:: Your task ::
Say how many lines in the records include the string "Earnings", adding no other words.

(Structured figure records)
►

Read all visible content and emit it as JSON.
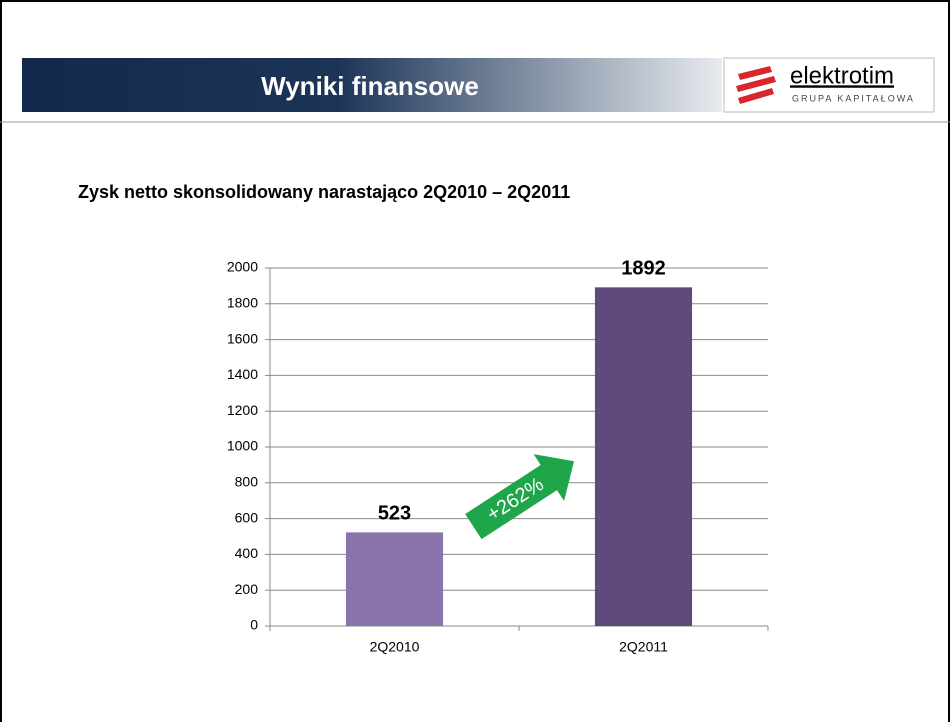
{
  "header": {
    "title": "Wyniki finansowe",
    "logo_name": "elektrotim",
    "logo_tagline": "GRUPA KAPITAŁOWA"
  },
  "chart_data": {
    "type": "bar",
    "title": "Zysk netto skonsolidowany narastająco 2Q2010 – 2Q2011",
    "categories": [
      "2Q2010",
      "2Q2011"
    ],
    "values": [
      523,
      1892
    ],
    "colors": [
      "#8a74ac",
      "#604a7b"
    ],
    "ylim": [
      0,
      2000
    ],
    "yticks": [
      0,
      200,
      400,
      600,
      800,
      1000,
      1200,
      1400,
      1600,
      1800,
      2000
    ],
    "grid": true,
    "annotation": "+262%"
  }
}
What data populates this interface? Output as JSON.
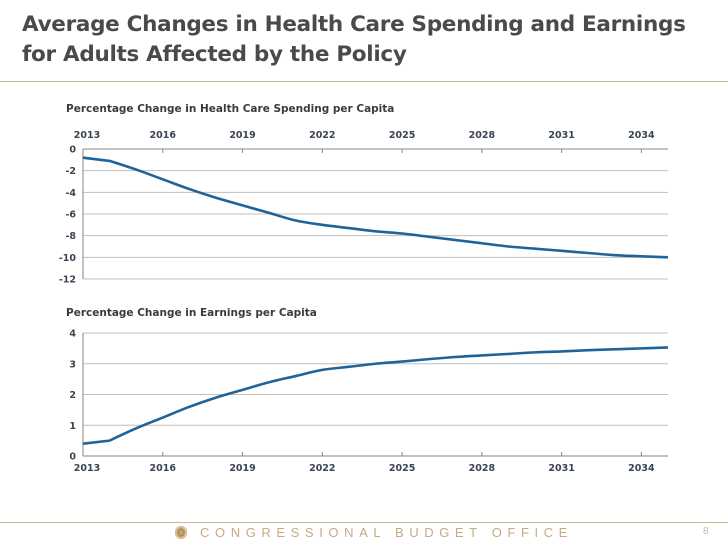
{
  "slide": {
    "title": "Average Changes in Health Care Spending and Earnings for Adults Affected by the Policy",
    "footer_org": "CONGRESSIONAL BUDGET OFFICE",
    "footer_logo_icon": "cbo-seal-icon",
    "page_number": "8",
    "colors": {
      "series": "#1f6399",
      "title": "#4a4a4c",
      "accent": "#c9b99a"
    }
  },
  "chart_data": [
    {
      "type": "line",
      "title": "Percentage Change in Health Care Spending per Capita",
      "xlabel": "",
      "ylabel": "",
      "x_axis_position": "top",
      "x": [
        2013,
        2014,
        2015,
        2016,
        2017,
        2018,
        2019,
        2020,
        2021,
        2022,
        2023,
        2024,
        2025,
        2026,
        2027,
        2028,
        2029,
        2030,
        2031,
        2032,
        2033,
        2034,
        2035
      ],
      "x_ticks": [
        "2013",
        "2016",
        "2019",
        "2022",
        "2025",
        "2028",
        "2031",
        "2034"
      ],
      "y_ticks": [
        "0",
        "-2",
        "-4",
        "-6",
        "-8",
        "-10",
        "-12"
      ],
      "ylim": [
        -12,
        0
      ],
      "grid": true,
      "series": [
        {
          "name": "Health Care Spending per Capita",
          "values": [
            -0.8,
            -1.1,
            -1.9,
            -2.8,
            -3.7,
            -4.5,
            -5.2,
            -5.9,
            -6.6,
            -7.0,
            -7.3,
            -7.6,
            -7.8,
            -8.1,
            -8.4,
            -8.7,
            -9.0,
            -9.2,
            -9.4,
            -9.6,
            -9.8,
            -9.9,
            -10.0
          ]
        }
      ]
    },
    {
      "type": "line",
      "title": "Percentage Change in Earnings per Capita",
      "xlabel": "",
      "ylabel": "",
      "x_axis_position": "bottom",
      "x": [
        2013,
        2014,
        2015,
        2016,
        2017,
        2018,
        2019,
        2020,
        2021,
        2022,
        2023,
        2024,
        2025,
        2026,
        2027,
        2028,
        2029,
        2030,
        2031,
        2032,
        2033,
        2034,
        2035
      ],
      "x_ticks": [
        "2013",
        "2016",
        "2019",
        "2022",
        "2025",
        "2028",
        "2031",
        "2034"
      ],
      "y_ticks": [
        "4",
        "3",
        "2",
        "1",
        "0"
      ],
      "ylim": [
        0,
        4
      ],
      "grid": true,
      "series": [
        {
          "name": "Earnings per Capita",
          "values": [
            0.4,
            0.5,
            0.9,
            1.25,
            1.6,
            1.9,
            2.15,
            2.4,
            2.6,
            2.8,
            2.9,
            3.0,
            3.07,
            3.15,
            3.22,
            3.27,
            3.32,
            3.37,
            3.4,
            3.44,
            3.47,
            3.5,
            3.53
          ]
        }
      ]
    }
  ]
}
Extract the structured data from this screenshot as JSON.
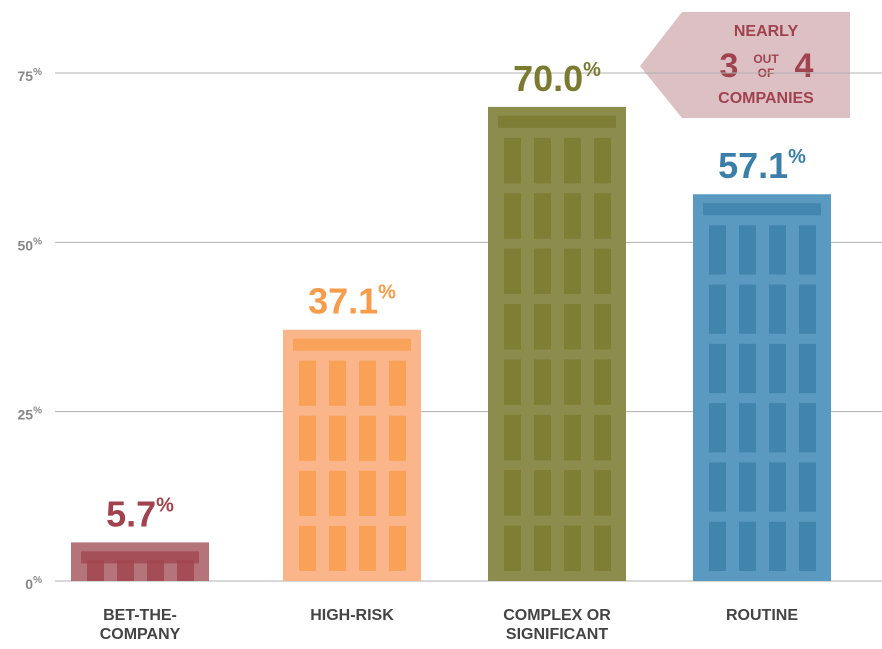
{
  "chart_data": {
    "type": "bar",
    "categories": [
      "BET-THE-COMPANY",
      "HIGH-RISK",
      "COMPLEX OR SIGNIFICANT",
      "ROUTINE"
    ],
    "values": [
      5.7,
      37.1,
      70.0,
      57.1
    ],
    "value_labels": [
      "5.7%",
      "37.1%",
      "70.0%",
      "57.1%"
    ],
    "colors": [
      "#b5737a",
      "#fbb58a",
      "#8c8c4c",
      "#5b9ac0"
    ],
    "label_colors": [
      "#a0434f",
      "#f79c4a",
      "#7a7a30",
      "#3b7fa8"
    ],
    "ylim": [
      0,
      75
    ],
    "yticks": [
      {
        "value": 0,
        "label": "0%"
      },
      {
        "value": 25,
        "label": "25%"
      },
      {
        "value": 50,
        "label": "50%"
      },
      {
        "value": 75,
        "label": "75%"
      }
    ],
    "grid": true,
    "annotation": {
      "line1": "NEARLY",
      "left": "3",
      "mid_top": "OUT",
      "mid_bottom": "OF",
      "right": "4",
      "line3": "COMPANIES"
    }
  }
}
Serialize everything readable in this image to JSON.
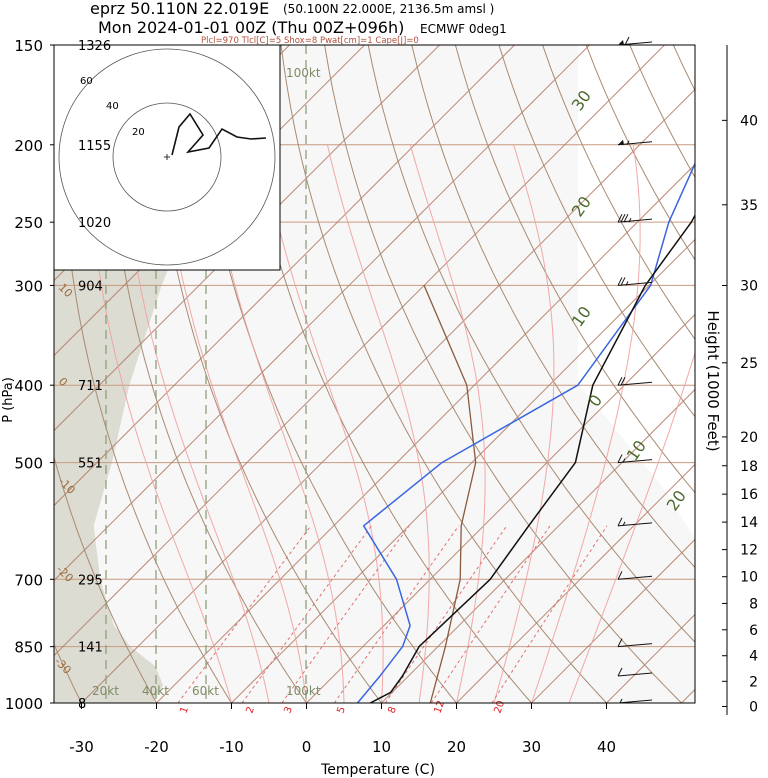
{
  "header": {
    "station_line": "eprz 50.110N 22.019E",
    "grid_point": "(50.100N 22.000E, 2136.5m amsl )",
    "run_line": "Mon 2024-01-01 00Z (Thu 00Z+096h)",
    "model": "ECMWF 0deg1",
    "indices": "Plcl=970 Tlcl[C]=5 Shox=8 Pwat[cm]=1 Cape[J]=0"
  },
  "chart_data": {
    "type": "skew-t",
    "xlabel": "Temperature (C)",
    "ylabel": "P (hPa)",
    "y2label": "Height (1000 Feet)",
    "xlim": [
      -34,
      47
    ],
    "ylim": [
      1000,
      150
    ],
    "x_ticks": [
      -30,
      -20,
      -10,
      0,
      10,
      20,
      30,
      40
    ],
    "p_levels": [
      {
        "p": 150,
        "label": "150",
        "z": "1326"
      },
      {
        "p": 200,
        "label": "200",
        "z": "1155"
      },
      {
        "p": 250,
        "label": "250",
        "z": "1020"
      },
      {
        "p": 300,
        "label": "300",
        "z": "904"
      },
      {
        "p": 400,
        "label": "400",
        "z": "711"
      },
      {
        "p": 500,
        "label": "500",
        "z": "551"
      },
      {
        "p": 700,
        "label": "700",
        "z": "295"
      },
      {
        "p": 850,
        "label": "850",
        "z": "141"
      },
      {
        "p": 1000,
        "label": "1000",
        "z": "8"
      }
    ],
    "height_ticks_kft": [
      0,
      2,
      4,
      6,
      8,
      10,
      12,
      14,
      16,
      18,
      20,
      25,
      30,
      35,
      40
    ],
    "temperature": [
      [
        1000,
        8.5
      ],
      [
        970,
        9.8
      ],
      [
        925,
        9.2
      ],
      [
        850,
        7.5
      ],
      [
        700,
        8.0
      ],
      [
        600,
        6.0
      ],
      [
        500,
        3.8
      ],
      [
        400,
        -4.2
      ],
      [
        300,
        -10.5
      ],
      [
        250,
        -12.8
      ],
      [
        200,
        -17.5
      ],
      [
        170,
        -21
      ],
      [
        150,
        -25
      ]
    ],
    "dewpoint": [
      [
        1000,
        6.8
      ],
      [
        925,
        6.2
      ],
      [
        850,
        5.3
      ],
      [
        800,
        3.5
      ],
      [
        700,
        -4.5
      ],
      [
        600,
        -16.0
      ],
      [
        500,
        -14.0
      ],
      [
        400,
        -6.2
      ],
      [
        300,
        -9.8
      ],
      [
        250,
        -15.8
      ],
      [
        200,
        -21.5
      ],
      [
        150,
        -26
      ]
    ],
    "parcel": [
      [
        1000,
        16.5
      ],
      [
        850,
        11.0
      ],
      [
        700,
        4.0
      ],
      [
        600,
        -3
      ],
      [
        500,
        -9.5
      ],
      [
        400,
        -21
      ],
      [
        300,
        -40
      ]
    ],
    "wind_kt": [
      {
        "p": 150,
        "spd": 60
      },
      {
        "p": 200,
        "spd": 55
      },
      {
        "p": 250,
        "spd": 35
      },
      {
        "p": 300,
        "spd": 25
      },
      {
        "p": 400,
        "spd": 20
      },
      {
        "p": 500,
        "spd": 15
      },
      {
        "p": 600,
        "spd": 15
      },
      {
        "p": 700,
        "spd": 10
      },
      {
        "p": 850,
        "spd": 10
      },
      {
        "p": 925,
        "spd": 10
      },
      {
        "p": 1000,
        "spd": 5
      }
    ],
    "mixing_ratio_labels": [
      "1",
      "2",
      "3",
      "5",
      "8",
      "12",
      "20"
    ],
    "wind_scale_labels": [
      "20kt",
      "40kt",
      "60kt",
      "100kt"
    ],
    "dry_adiabat_labels": [
      "10",
      "0",
      "-10",
      "-20",
      "-30"
    ],
    "moist_adiabat_labels": [
      "30",
      "20",
      "10",
      "0",
      "10",
      "20"
    ],
    "hodograph_ring_labels": [
      "20",
      "40",
      "60"
    ],
    "hodograph_trace_uv_kt": [
      [
        3,
        3
      ],
      [
        0,
        12
      ],
      [
        8,
        16
      ],
      [
        10,
        22
      ],
      [
        6,
        26
      ],
      [
        12,
        24
      ],
      [
        20,
        22
      ],
      [
        30,
        21
      ],
      [
        40,
        20
      ],
      [
        55,
        20
      ]
    ]
  },
  "colors": {
    "temperature": "#111111",
    "dewpoint": "#3a66e0",
    "parcel": "#8a5a3c",
    "isotherm": "#b07a62",
    "dry_adiabat": "#a88b72",
    "moist_adiabat": "#f0a0a0",
    "mixing_ratio": "#e07070",
    "shade": "#dcdcd3",
    "plot_bg": "#f7f7f7",
    "wind_guides": "#8fa07a",
    "moist_label": "#4a6a2a"
  }
}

◄

:: Final result ::
3